The data below should be printed in full, exactly, and without any of its images.
------------------------
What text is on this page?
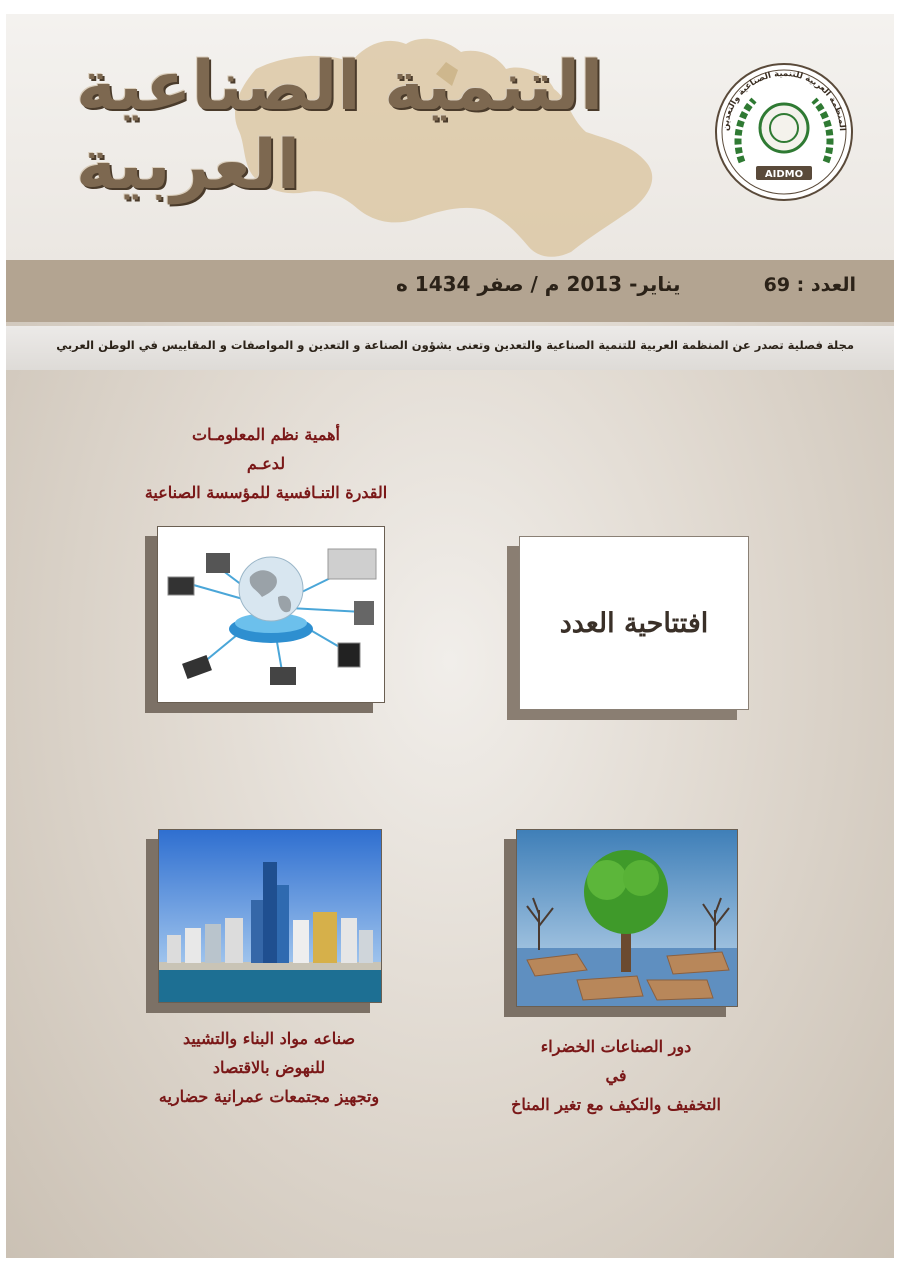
التنمية الصناعية العربية	المنظمة العربية للتنمية الصناعية والتعدين
AIDMO
يناير- 2013 م / صفر 1434 ه	العدد : 69
مجلة فصلية تصدر عن المنظمة العربية للتنمية الصناعية والتعدين وتعنى بشؤون الصناعة و التعدين و المواصفات و المقاييس في الوطن العربي
أهمية نظم المعلومـات
لدعـم
القدرة التنـافسية للمؤسسة الصناعية
افتتاحية العدد
صناعه مواد البناء والتشييد
للنهوض بالاقتصاد
وتجهيز مجتمعات عمرانية حضاريه
دور الصناعات الخضراء
في
التخفيف والتكيف مع تغير المناخ
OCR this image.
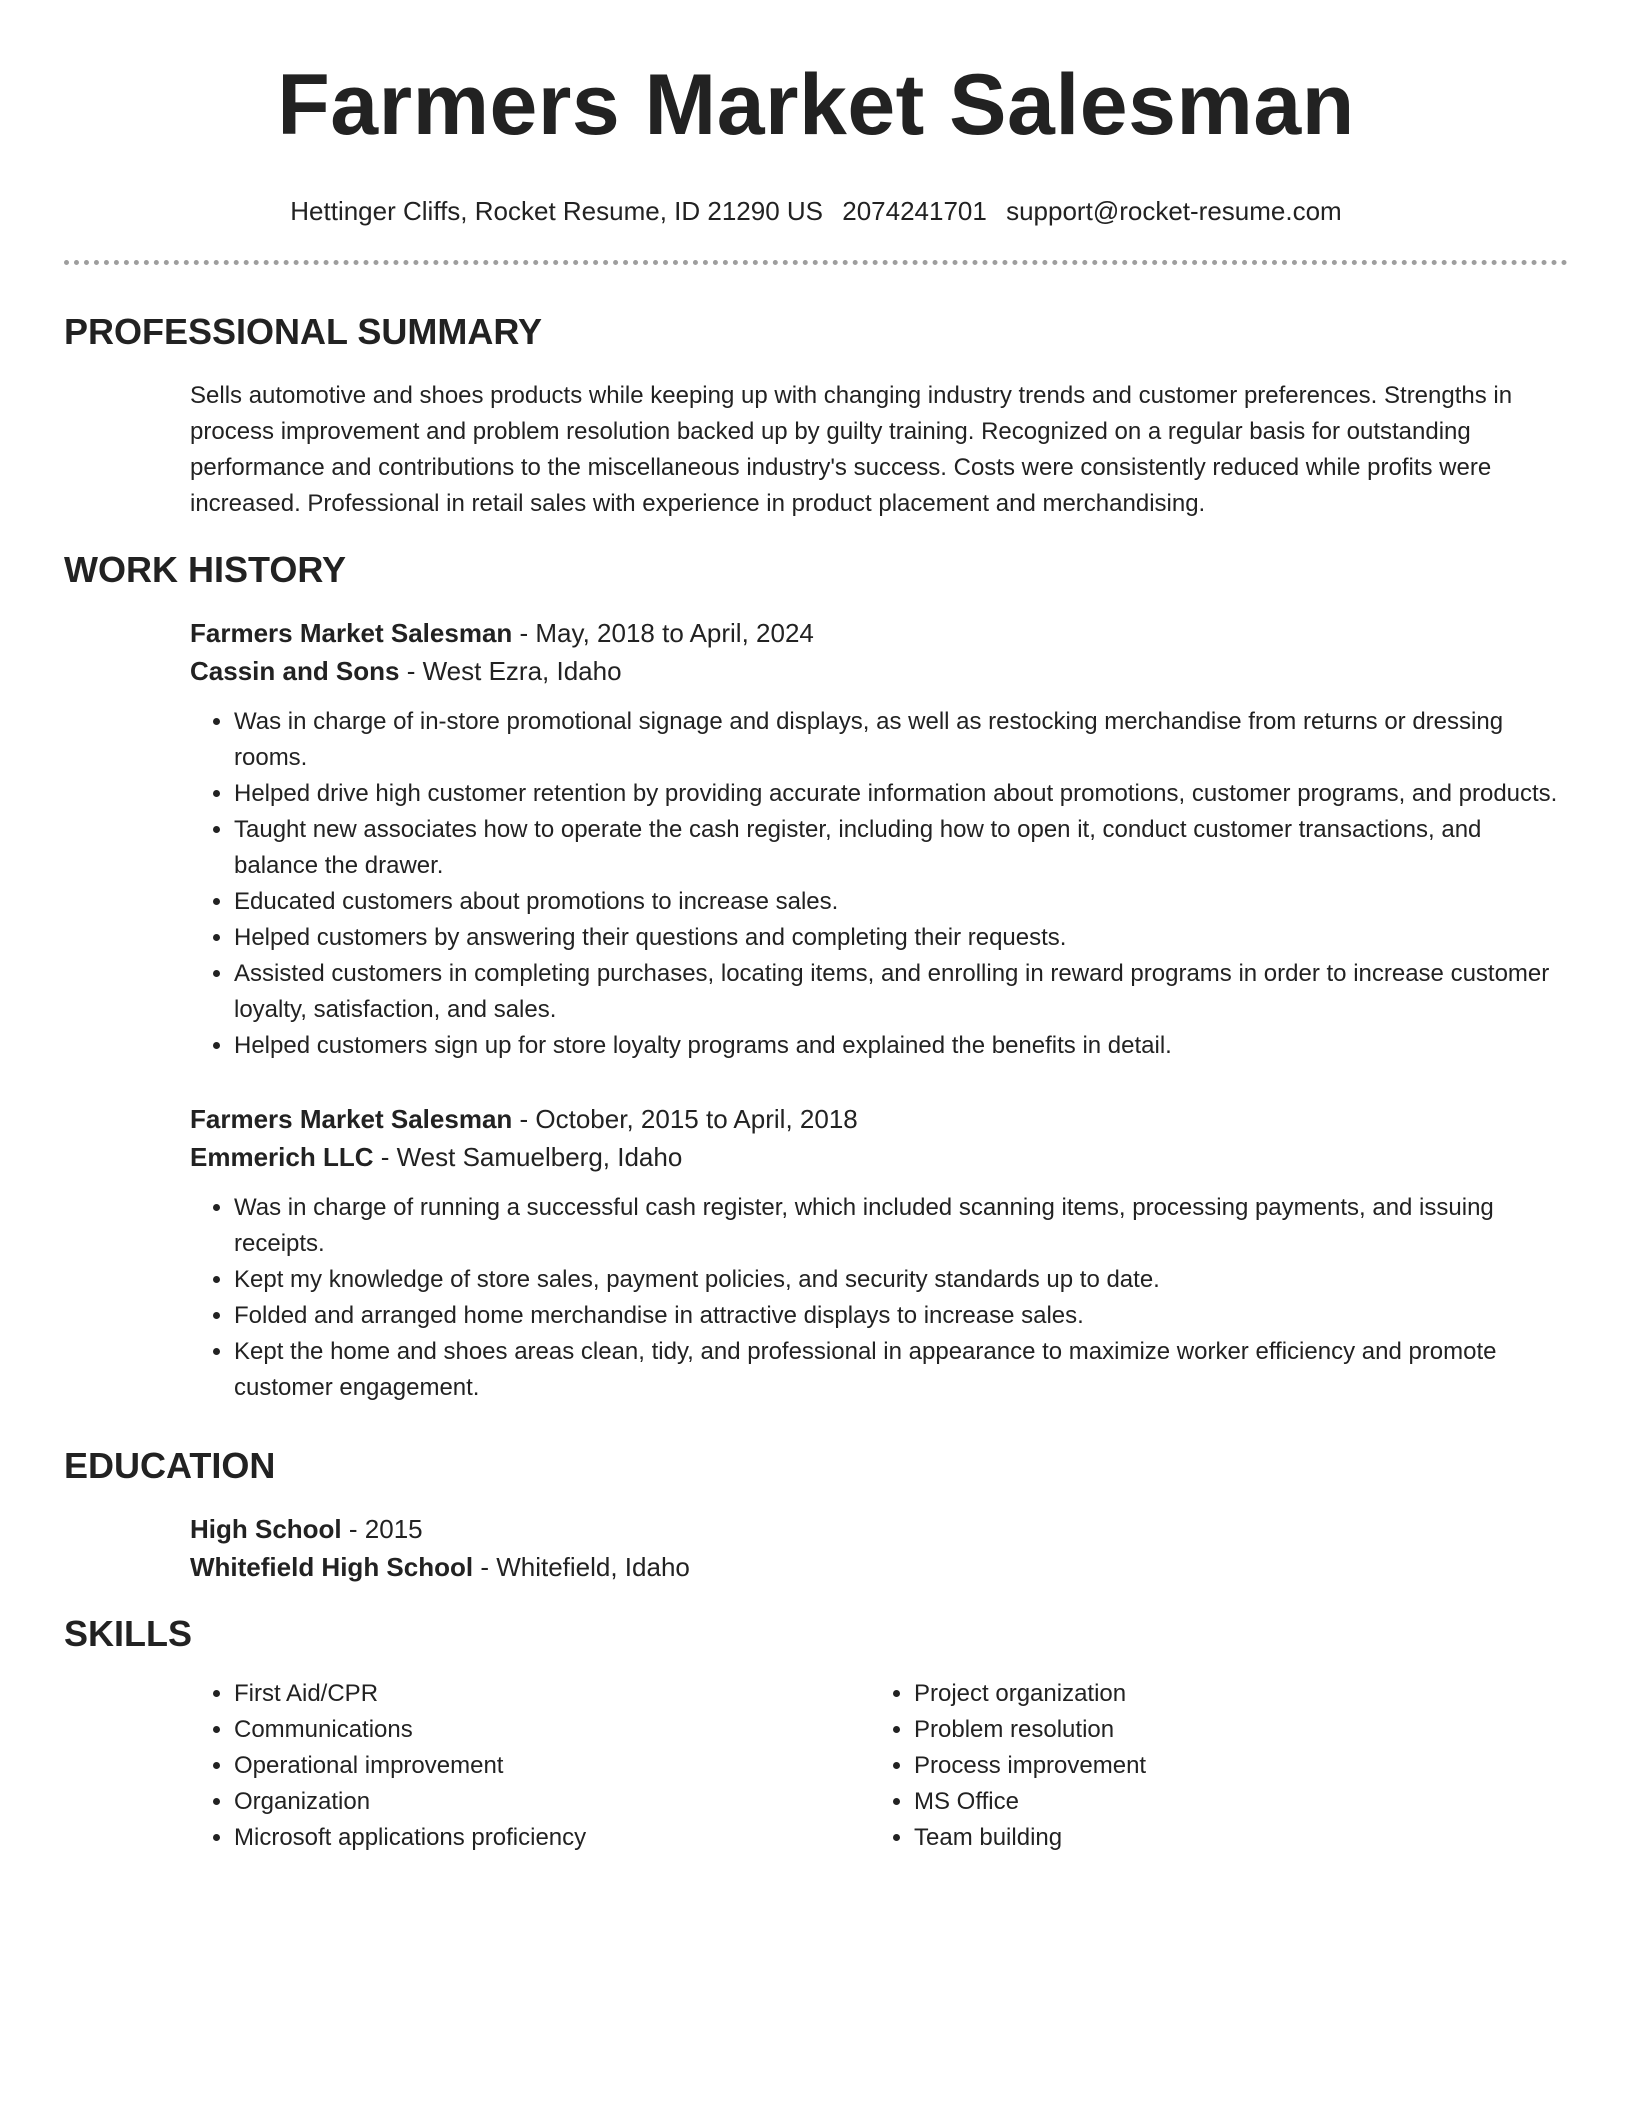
Farmers Market Salesman
Hettinger Cliffs, Rocket Resume, ID 21290 US 2074241701 support@rocket-resume.com
PROFESSIONAL SUMMARY
Sells automotive and shoes products while keeping up with changing industry trends and customer preferences. Strengths in process improvement and problem resolution backed up by guilty training. Recognized on a regular basis for outstanding performance and contributions to the miscellaneous industry's success. Costs were consistently reduced while profits were increased. Professional in retail sales with experience in product placement and merchandising.
WORK HISTORY
Farmers Market Salesman - May, 2018 to April, 2024
Cassin and Sons - West Ezra, Idaho
• Was in charge of in-store promotional signage and displays, as well as restocking merchandise from returns or dressing rooms.
• Helped drive high customer retention by providing accurate information about promotions, customer programs, and products.
• Taught new associates how to operate the cash register, including how to open it, conduct customer transactions, and balance the drawer.
• Educated customers about promotions to increase sales.
• Helped customers by answering their questions and completing their requests.
• Assisted customers in completing purchases, locating items, and enrolling in reward programs in order to increase customer loyalty, satisfaction, and sales.
• Helped customers sign up for store loyalty programs and explained the benefits in detail.
Farmers Market Salesman - October, 2015 to April, 2018
Emmerich LLC - West Samuelberg, Idaho
• Was in charge of running a successful cash register, which included scanning items, processing payments, and issuing receipts.
• Kept my knowledge of store sales, payment policies, and security standards up to date.
• Folded and arranged home merchandise in attractive displays to increase sales.
• Kept the home and shoes areas clean, tidy, and professional in appearance to maximize worker efficiency and promote customer engagement.
EDUCATION
High School - 2015
Whitefield High School - Whitefield, Idaho
SKILLS
• First Aid/CPR
• Communications
• Operational improvement
• Organization
• Microsoft applications proficiency
• Project organization
• Problem resolution
• Process improvement
• MS Office
• Team building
------------------------
Task solution:
What text is on this page?
التنمية الصناعية العربية	المنظمة العربية للتنمية الصناعية والتعدين
AIDMO
يناير- 2013 م / صفر 1434 ه	العدد : 69
مجلة فصلية تصدر عن المنظمة العربية للتنمية الصناعية والتعدين وتعنى بشؤون الصناعة و التعدين و المواصفات و المقاييس في الوطن العربي
أهمية نظم المعلومـات
لدعـم
القدرة التنـافسية للمؤسسة الصناعية
افتتاحية العدد
صناعه مواد البناء والتشييد
للنهوض بالاقتصاد
وتجهيز مجتمعات عمرانية حضاريه
دور الصناعات الخضراء
في
التخفيف والتكيف مع تغير المناخ
OCR this image.
Farmers Market Salesman
Hettinger Cliffs, Rocket Resume, ID 21290 US 2074241701 support@rocket-resume.com
PROFESSIONAL SUMMARY
Sells automotive and shoes products while keeping up with changing industry trends and customer preferences. Strengths in process improvement and problem resolution backed up by guilty training. Recognized on a regular basis for outstanding performance and contributions to the miscellaneous industry's success. Costs were consistently reduced while profits were increased. Professional in retail sales with experience in product placement and merchandising.
WORK HISTORY
Farmers Market Salesman - May, 2018 to April, 2024
Cassin and Sons - West Ezra, Idaho
• Was in charge of in-store promotional signage and displays, as well as restocking merchandise from returns or dressing rooms.
• Helped drive high customer retention by providing accurate information about promotions, customer programs, and products.
• Taught new associates how to operate the cash register, including how to open it, conduct customer transactions, and balance the drawer.
• Educated customers about promotions to increase sales.
• Helped customers by answering their questions and completing their requests.
• Assisted customers in completing purchases, locating items, and enrolling in reward programs in order to increase customer loyalty, satisfaction, and sales.
• Helped customers sign up for store loyalty programs and explained the benefits in detail.
Farmers Market Salesman - October, 2015 to April, 2018
Emmerich LLC - West Samuelberg, Idaho
• Was in charge of running a successful cash register, which included scanning items, processing payments, and issuing receipts.
• Kept my knowledge of store sales, payment policies, and security standards up to date.
• Folded and arranged home merchandise in attractive displays to increase sales.
• Kept the home and shoes areas clean, tidy, and professional in appearance to maximize worker efficiency and promote customer engagement.
EDUCATION
High School - 2015
Whitefield High School - Whitefield, Idaho
SKILLS
• First Aid/CPR
• Communications
• Operational improvement
• Organization
• Microsoft applications proficiency
• Project organization
• Problem resolution
• Process improvement
• MS Office
• Team building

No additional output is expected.